(Trabajo por hacer):
1 - Según el texto sobre Verdi, ¿en qué ciudad y en qué año se publicaron las Sei romanze per canto e pianoforte?
2 - ¿Cuáles son las tres partes de la distribución tripartita que el texto sobre Verdi señala en el O don fatale de Eboli? Da cada parte con el título que le corresponde.
3 - Reproduce el texto sobre Verdi desde "En Don Carlo, una" hasta "perfecta e indisoluble.", sin cambiar nada.

(Texto facilitado):
○ ○ ○ ○ ○ ○ ○

En Don Carlo, una de las páginas solistas más esperadas, la de la celosa y apasionada Eboli, el O don fatale, ¿no contiene en esencia, estilizada agudamente, la tripartita distribución de siempre, a saber: recitativo (O don fatale), aria (O mia regina) y cabaletta (Oh, ciel! E Carlo)? Fragmento que convive perfectamente con otro que viene a continuación donde esas formas desaparecen ante un discurso tan variado como opulento vocal y musicalmente: el aria de Elisabetta Tu che le vanità, de un desarrollo inédito hasta entonces en la operística italiana y en la que aria propiamente dicha y partes de recitado melódico se entrecruzan de forma perfecta e indisoluble.
Al contrario de las prácticas barrocas que luego siguieran en mayor medida Rossini más que Donizetti y apenas Bellini, como hijo del romanticismo que Verdi era, en contadísima ocasiones trasladó melodías o páginas enteras de una obra a otra. Pero como siempre hay excepción a las reglas, el lamento de Philippe II ante la muerte de Posa que hubo de cortar para aligerar las funciones del estreno parisino del Don Carlos se convirtió luego, mejor desarrollado, en el emocionante Lacrimossa del Requiem; y el Tacea la notte placida de la Leonora aragonesa comparte algunas notas con la hermosísima canción con texto de Jacopo Vittorelli In solitaria stanza, número 3 de Sei romanze per canto e pianoforte publicadas en Milán en 1838.

○ ○ ○ ○ ○ ○ ○

(Datos proporcionados):

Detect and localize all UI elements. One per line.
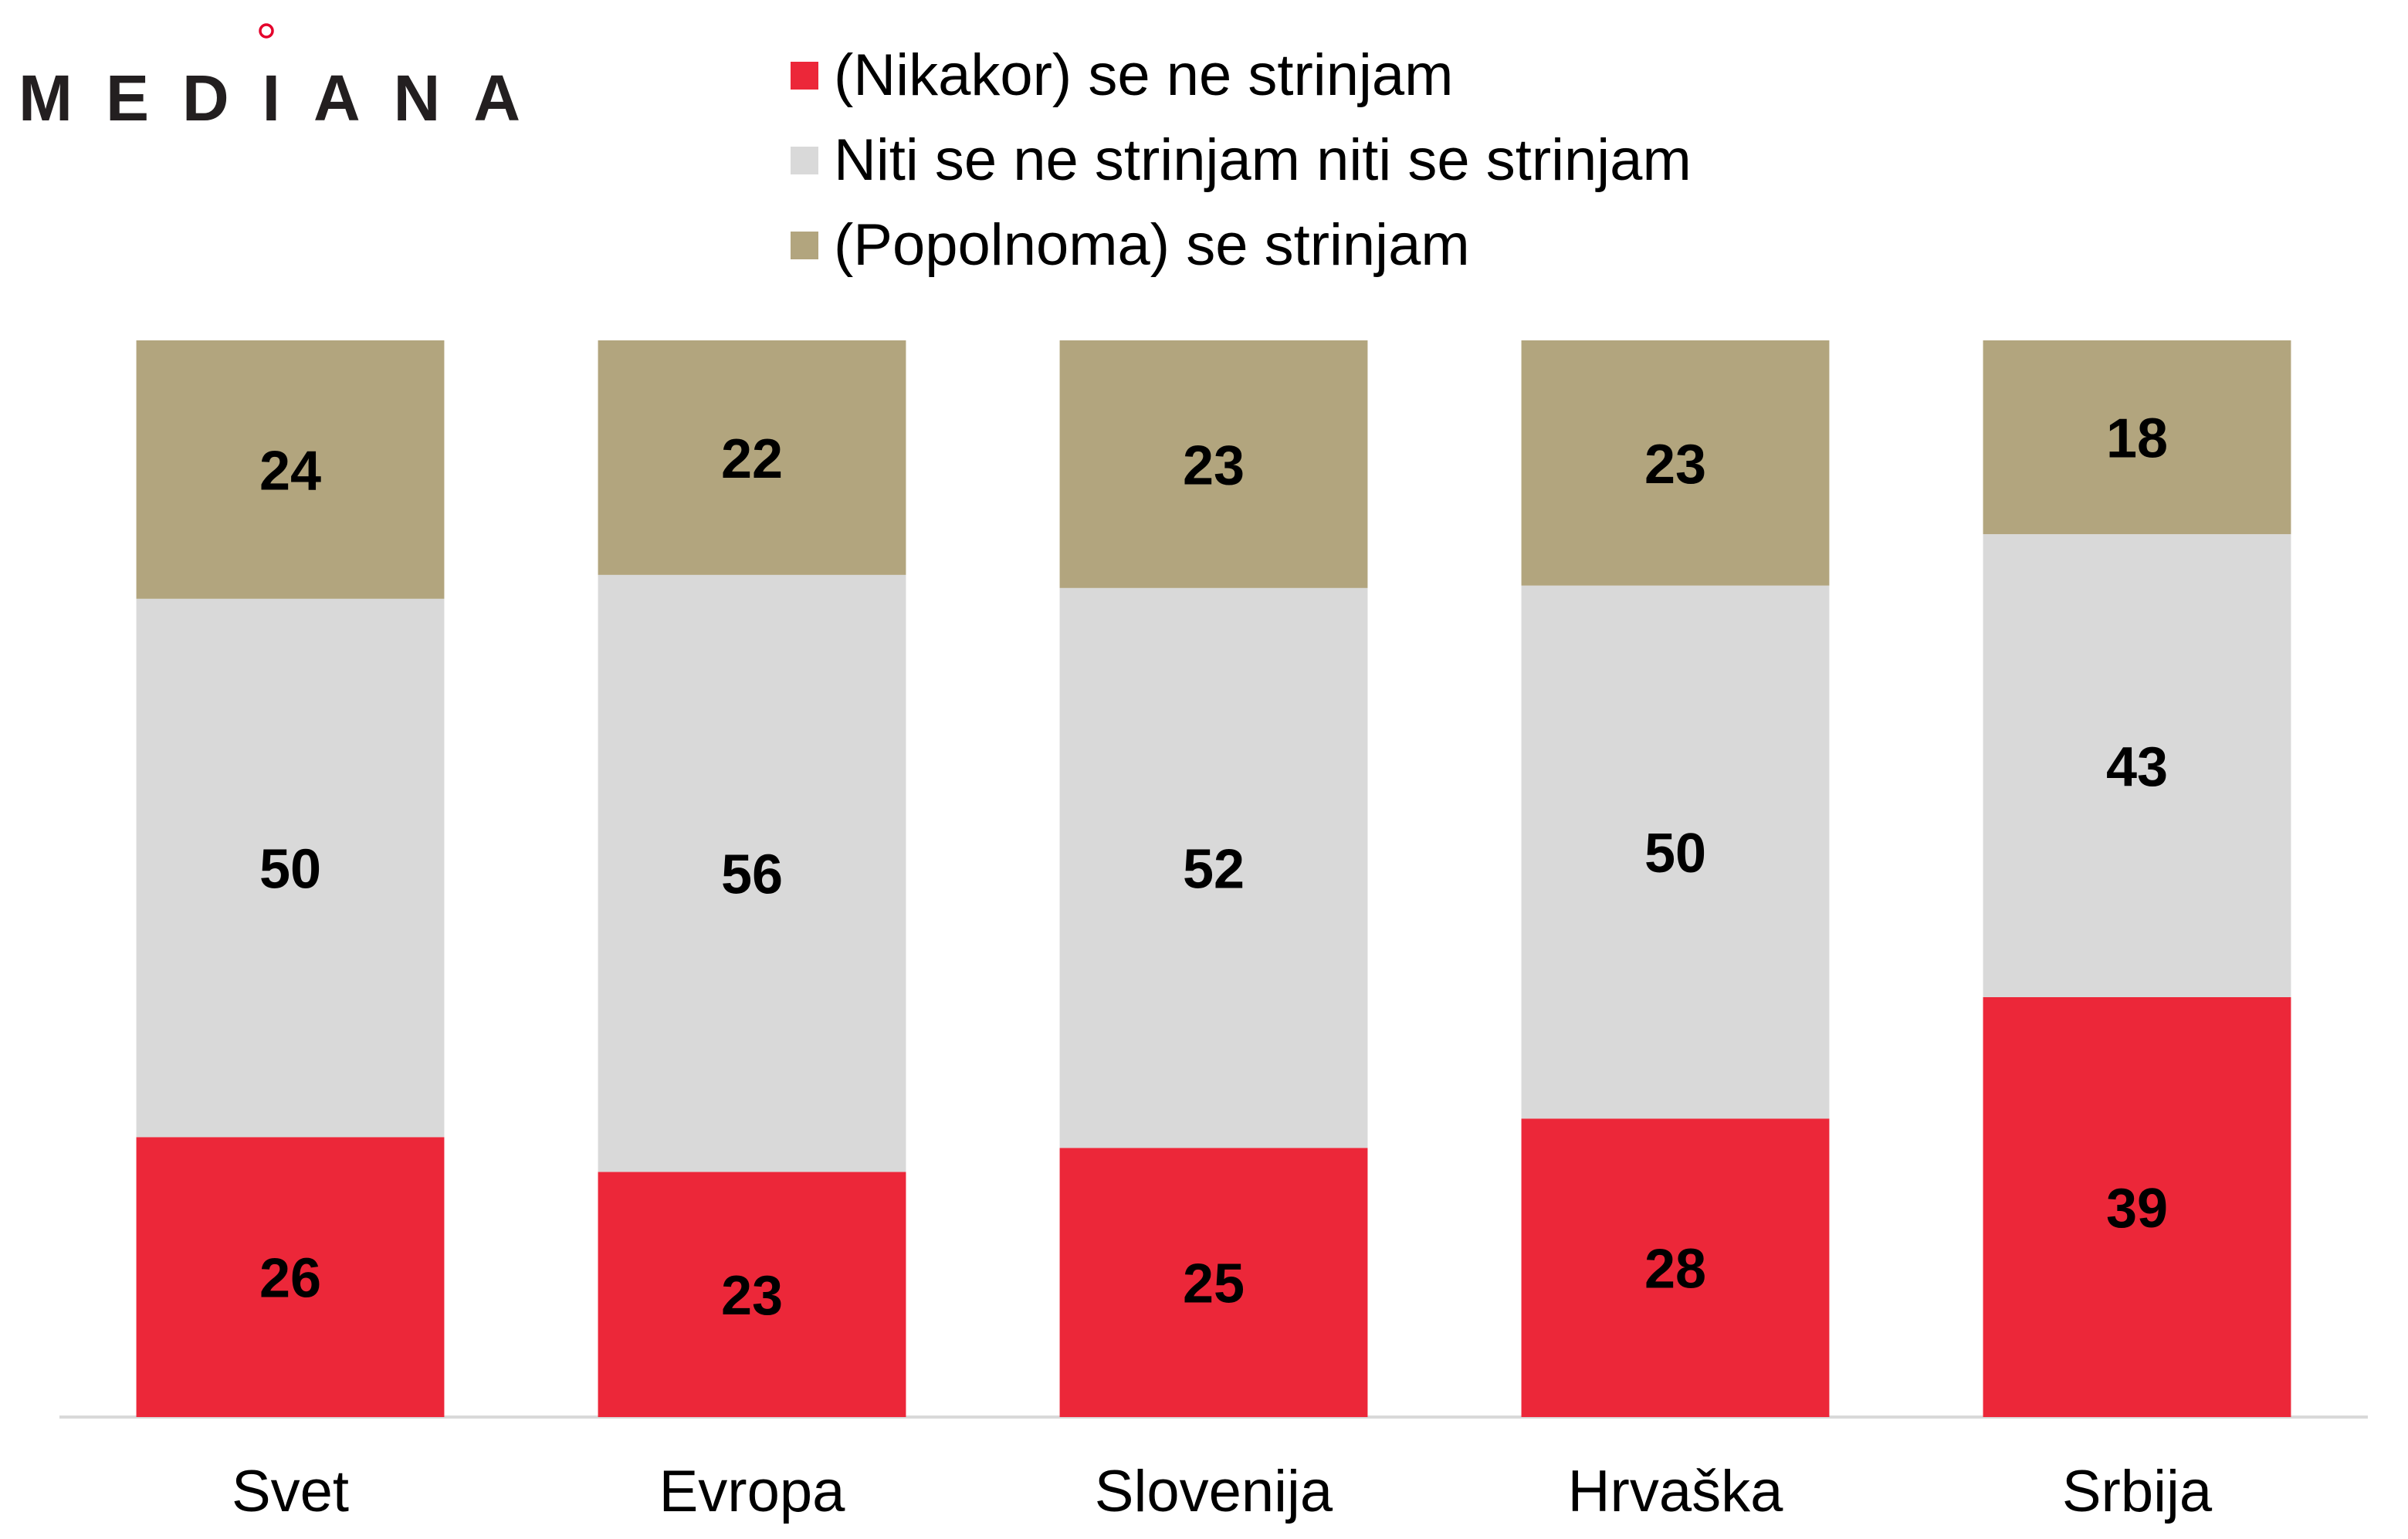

○ ○ ○ ○ ○ ○ ○

(Lista de soluciones):
1 - En Milán, en 1838.

2 -
- Recitativo: O don fatale
- Aria: O mia regina
- Cabaletta: Oh, ciel! E Carlo

3 -
En Don Carlo, una de las páginas solistas más esperadas, la de la celosa y apasionada Eboli, el O don fatale, ¿no contiene en esencia, estilizada agudamente, la tripartita distribución de siempre, a saber: recitativo (O don fatale), aria (O mia regina) y cabaletta (Oh, ciel! E Carlo)? Fragmento que convive perfectamente con otro que viene a continuación donde esas formas desaparecen ante un discurso tan variado como opulento vocal y musicalmente: el aria de Elisabetta Tu che le vanità, de un desarrollo inédito hasta entonces en la operística italiana y en la que aria propiamente dicha y partes de recitado melódico se entrecruzan de forma perfecta e indisoluble.